■ Excerpted data:
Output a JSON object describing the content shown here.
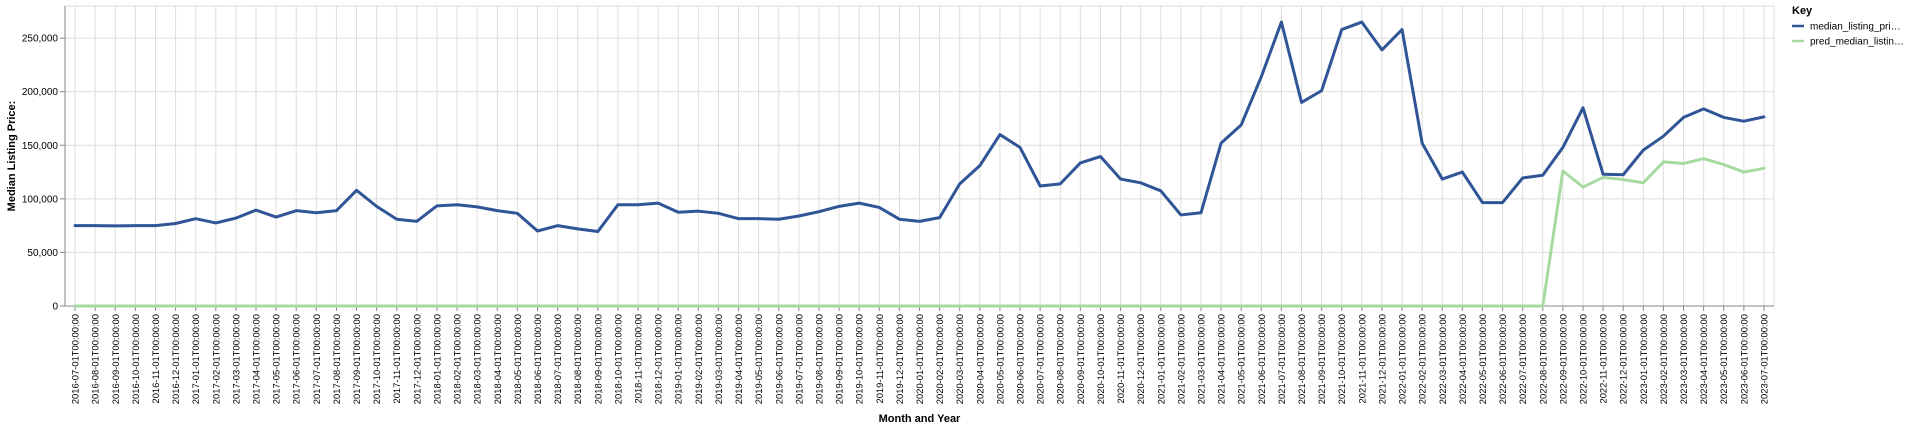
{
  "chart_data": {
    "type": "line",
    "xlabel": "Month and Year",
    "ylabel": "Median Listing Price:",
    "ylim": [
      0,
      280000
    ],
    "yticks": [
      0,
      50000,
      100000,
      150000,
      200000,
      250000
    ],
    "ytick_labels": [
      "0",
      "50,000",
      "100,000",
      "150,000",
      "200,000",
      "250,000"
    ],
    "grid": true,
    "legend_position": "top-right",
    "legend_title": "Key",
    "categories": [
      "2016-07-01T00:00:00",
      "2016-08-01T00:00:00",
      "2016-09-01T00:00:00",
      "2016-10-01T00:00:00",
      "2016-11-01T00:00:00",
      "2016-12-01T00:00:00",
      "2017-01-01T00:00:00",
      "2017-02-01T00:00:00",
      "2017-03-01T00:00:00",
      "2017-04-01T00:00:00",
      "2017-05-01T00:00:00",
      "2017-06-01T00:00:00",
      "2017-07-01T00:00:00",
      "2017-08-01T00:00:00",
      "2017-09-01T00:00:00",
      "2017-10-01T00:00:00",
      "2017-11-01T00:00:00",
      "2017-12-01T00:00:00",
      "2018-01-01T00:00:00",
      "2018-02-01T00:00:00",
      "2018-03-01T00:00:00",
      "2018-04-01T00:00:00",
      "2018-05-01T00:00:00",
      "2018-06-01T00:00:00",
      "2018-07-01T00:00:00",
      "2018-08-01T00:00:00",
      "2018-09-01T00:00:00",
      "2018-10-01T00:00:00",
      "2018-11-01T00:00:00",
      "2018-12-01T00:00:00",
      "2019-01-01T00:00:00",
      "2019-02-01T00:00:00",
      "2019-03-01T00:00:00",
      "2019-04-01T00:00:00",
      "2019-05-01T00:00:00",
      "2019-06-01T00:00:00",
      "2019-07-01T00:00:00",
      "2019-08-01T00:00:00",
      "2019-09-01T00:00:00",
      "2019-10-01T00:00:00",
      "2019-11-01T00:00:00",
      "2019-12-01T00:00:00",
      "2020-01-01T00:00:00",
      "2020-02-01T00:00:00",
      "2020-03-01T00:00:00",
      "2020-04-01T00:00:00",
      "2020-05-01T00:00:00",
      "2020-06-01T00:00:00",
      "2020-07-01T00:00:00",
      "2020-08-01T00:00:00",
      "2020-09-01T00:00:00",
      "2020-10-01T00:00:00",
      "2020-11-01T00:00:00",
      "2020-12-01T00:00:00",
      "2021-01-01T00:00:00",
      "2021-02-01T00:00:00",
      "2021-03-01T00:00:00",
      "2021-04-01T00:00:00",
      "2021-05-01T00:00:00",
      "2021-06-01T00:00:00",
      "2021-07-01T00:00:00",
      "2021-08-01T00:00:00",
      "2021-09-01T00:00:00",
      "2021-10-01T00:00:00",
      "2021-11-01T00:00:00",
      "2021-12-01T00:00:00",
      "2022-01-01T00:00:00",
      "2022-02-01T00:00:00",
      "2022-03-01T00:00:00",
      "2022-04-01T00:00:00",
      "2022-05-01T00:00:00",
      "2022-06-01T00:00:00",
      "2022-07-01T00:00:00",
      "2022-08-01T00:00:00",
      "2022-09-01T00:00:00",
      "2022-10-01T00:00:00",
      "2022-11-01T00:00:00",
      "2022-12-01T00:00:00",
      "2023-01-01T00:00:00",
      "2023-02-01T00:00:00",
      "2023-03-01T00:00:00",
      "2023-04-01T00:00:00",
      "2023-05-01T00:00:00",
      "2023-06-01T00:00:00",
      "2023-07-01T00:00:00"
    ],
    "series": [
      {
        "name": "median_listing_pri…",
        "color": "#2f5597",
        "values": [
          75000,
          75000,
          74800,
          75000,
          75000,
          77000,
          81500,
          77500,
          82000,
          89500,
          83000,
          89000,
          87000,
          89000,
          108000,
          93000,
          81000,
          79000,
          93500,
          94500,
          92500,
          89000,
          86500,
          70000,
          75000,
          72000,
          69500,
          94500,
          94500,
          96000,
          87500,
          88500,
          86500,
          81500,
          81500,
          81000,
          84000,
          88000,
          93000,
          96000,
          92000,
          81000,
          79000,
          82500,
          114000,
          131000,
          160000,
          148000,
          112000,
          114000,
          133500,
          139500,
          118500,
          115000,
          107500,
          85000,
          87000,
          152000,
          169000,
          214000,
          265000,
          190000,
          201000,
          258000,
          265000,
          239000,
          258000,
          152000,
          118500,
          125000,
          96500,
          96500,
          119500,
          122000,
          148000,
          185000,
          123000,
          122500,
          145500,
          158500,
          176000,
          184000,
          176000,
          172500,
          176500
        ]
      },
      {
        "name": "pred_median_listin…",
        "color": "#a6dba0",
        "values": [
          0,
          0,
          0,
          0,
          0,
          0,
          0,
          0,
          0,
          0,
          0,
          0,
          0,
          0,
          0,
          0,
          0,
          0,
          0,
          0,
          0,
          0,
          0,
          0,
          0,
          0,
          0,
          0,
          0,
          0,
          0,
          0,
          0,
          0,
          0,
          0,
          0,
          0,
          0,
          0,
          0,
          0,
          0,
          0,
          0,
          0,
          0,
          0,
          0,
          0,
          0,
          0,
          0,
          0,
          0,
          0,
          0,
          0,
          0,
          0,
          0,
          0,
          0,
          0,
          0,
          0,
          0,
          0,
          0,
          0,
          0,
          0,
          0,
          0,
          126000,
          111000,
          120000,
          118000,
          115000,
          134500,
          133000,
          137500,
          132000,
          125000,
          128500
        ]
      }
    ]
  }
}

■ Problem statement:
Pictures are to be left out; the records above must be repeated word for word.

■ Output for this task:
Output a JSON object describing the content shown here.
{
  "chart_data": {
    "type": "line",
    "xlabel": "Month and Year",
    "ylabel": "Median Listing Price:",
    "ylim": [
      0,
      280000
    ],
    "yticks": [
      0,
      50000,
      100000,
      150000,
      200000,
      250000
    ],
    "ytick_labels": [
      "0",
      "50,000",
      "100,000",
      "150,000",
      "200,000",
      "250,000"
    ],
    "grid": true,
    "legend_position": "top-right",
    "legend_title": "Key",
    "categories": [
      "2016-07-01T00:00:00",
      "2016-08-01T00:00:00",
      "2016-09-01T00:00:00",
      "2016-10-01T00:00:00",
      "2016-11-01T00:00:00",
      "2016-12-01T00:00:00",
      "2017-01-01T00:00:00",
      "2017-02-01T00:00:00",
      "2017-03-01T00:00:00",
      "2017-04-01T00:00:00",
      "2017-05-01T00:00:00",
      "2017-06-01T00:00:00",
      "2017-07-01T00:00:00",
      "2017-08-01T00:00:00",
      "2017-09-01T00:00:00",
      "2017-10-01T00:00:00",
      "2017-11-01T00:00:00",
      "2017-12-01T00:00:00",
      "2018-01-01T00:00:00",
      "2018-02-01T00:00:00",
      "2018-03-01T00:00:00",
      "2018-04-01T00:00:00",
      "2018-05-01T00:00:00",
      "2018-06-01T00:00:00",
      "2018-07-01T00:00:00",
      "2018-08-01T00:00:00",
      "2018-09-01T00:00:00",
      "2018-10-01T00:00:00",
      "2018-11-01T00:00:00",
      "2018-12-01T00:00:00",
      "2019-01-01T00:00:00",
      "2019-02-01T00:00:00",
      "2019-03-01T00:00:00",
      "2019-04-01T00:00:00",
      "2019-05-01T00:00:00",
      "2019-06-01T00:00:00",
      "2019-07-01T00:00:00",
      "2019-08-01T00:00:00",
      "2019-09-01T00:00:00",
      "2019-10-01T00:00:00",
      "2019-11-01T00:00:00",
      "2019-12-01T00:00:00",
      "2020-01-01T00:00:00",
      "2020-02-01T00:00:00",
      "2020-03-01T00:00:00",
      "2020-04-01T00:00:00",
      "2020-05-01T00:00:00",
      "2020-06-01T00:00:00",
      "2020-07-01T00:00:00",
      "2020-08-01T00:00:00",
      "2020-09-01T00:00:00",
      "2020-10-01T00:00:00",
      "2020-11-01T00:00:00",
      "2020-12-01T00:00:00",
      "2021-01-01T00:00:00",
      "2021-02-01T00:00:00",
      "2021-03-01T00:00:00",
      "2021-04-01T00:00:00",
      "2021-05-01T00:00:00",
      "2021-06-01T00:00:00",
      "2021-07-01T00:00:00",
      "2021-08-01T00:00:00",
      "2021-09-01T00:00:00",
      "2021-10-01T00:00:00",
      "2021-11-01T00:00:00",
      "2021-12-01T00:00:00",
      "2022-01-01T00:00:00",
      "2022-02-01T00:00:00",
      "2022-03-01T00:00:00",
      "2022-04-01T00:00:00",
      "2022-05-01T00:00:00",
      "2022-06-01T00:00:00",
      "2022-07-01T00:00:00",
      "2022-08-01T00:00:00",
      "2022-09-01T00:00:00",
      "2022-10-01T00:00:00",
      "2022-11-01T00:00:00",
      "2022-12-01T00:00:00",
      "2023-01-01T00:00:00",
      "2023-02-01T00:00:00",
      "2023-03-01T00:00:00",
      "2023-04-01T00:00:00",
      "2023-05-01T00:00:00",
      "2023-06-01T00:00:00",
      "2023-07-01T00:00:00"
    ],
    "series": [
      {
        "name": "median_listing_pri…",
        "color": "#2f5597",
        "values": [
          75000,
          75000,
          74800,
          75000,
          75000,
          77000,
          81500,
          77500,
          82000,
          89500,
          83000,
          89000,
          87000,
          89000,
          108000,
          93000,
          81000,
          79000,
          93500,
          94500,
          92500,
          89000,
          86500,
          70000,
          75000,
          72000,
          69500,
          94500,
          94500,
          96000,
          87500,
          88500,
          86500,
          81500,
          81500,
          81000,
          84000,
          88000,
          93000,
          96000,
          92000,
          81000,
          79000,
          82500,
          114000,
          131000,
          160000,
          148000,
          112000,
          114000,
          133500,
          139500,
          118500,
          115000,
          107500,
          85000,
          87000,
          152000,
          169000,
          214000,
          265000,
          190000,
          201000,
          258000,
          265000,
          239000,
          258000,
          152000,
          118500,
          125000,
          96500,
          96500,
          119500,
          122000,
          148000,
          185000,
          123000,
          122500,
          145500,
          158500,
          176000,
          184000,
          176000,
          172500,
          176500
        ]
      },
      {
        "name": "pred_median_listin…",
        "color": "#a6dba0",
        "values": [
          0,
          0,
          0,
          0,
          0,
          0,
          0,
          0,
          0,
          0,
          0,
          0,
          0,
          0,
          0,
          0,
          0,
          0,
          0,
          0,
          0,
          0,
          0,
          0,
          0,
          0,
          0,
          0,
          0,
          0,
          0,
          0,
          0,
          0,
          0,
          0,
          0,
          0,
          0,
          0,
          0,
          0,
          0,
          0,
          0,
          0,
          0,
          0,
          0,
          0,
          0,
          0,
          0,
          0,
          0,
          0,
          0,
          0,
          0,
          0,
          0,
          0,
          0,
          0,
          0,
          0,
          0,
          0,
          0,
          0,
          0,
          0,
          0,
          0,
          126000,
          111000,
          120000,
          118000,
          115000,
          134500,
          133000,
          137500,
          132000,
          125000,
          128500
        ]
      }
    ]
  }
}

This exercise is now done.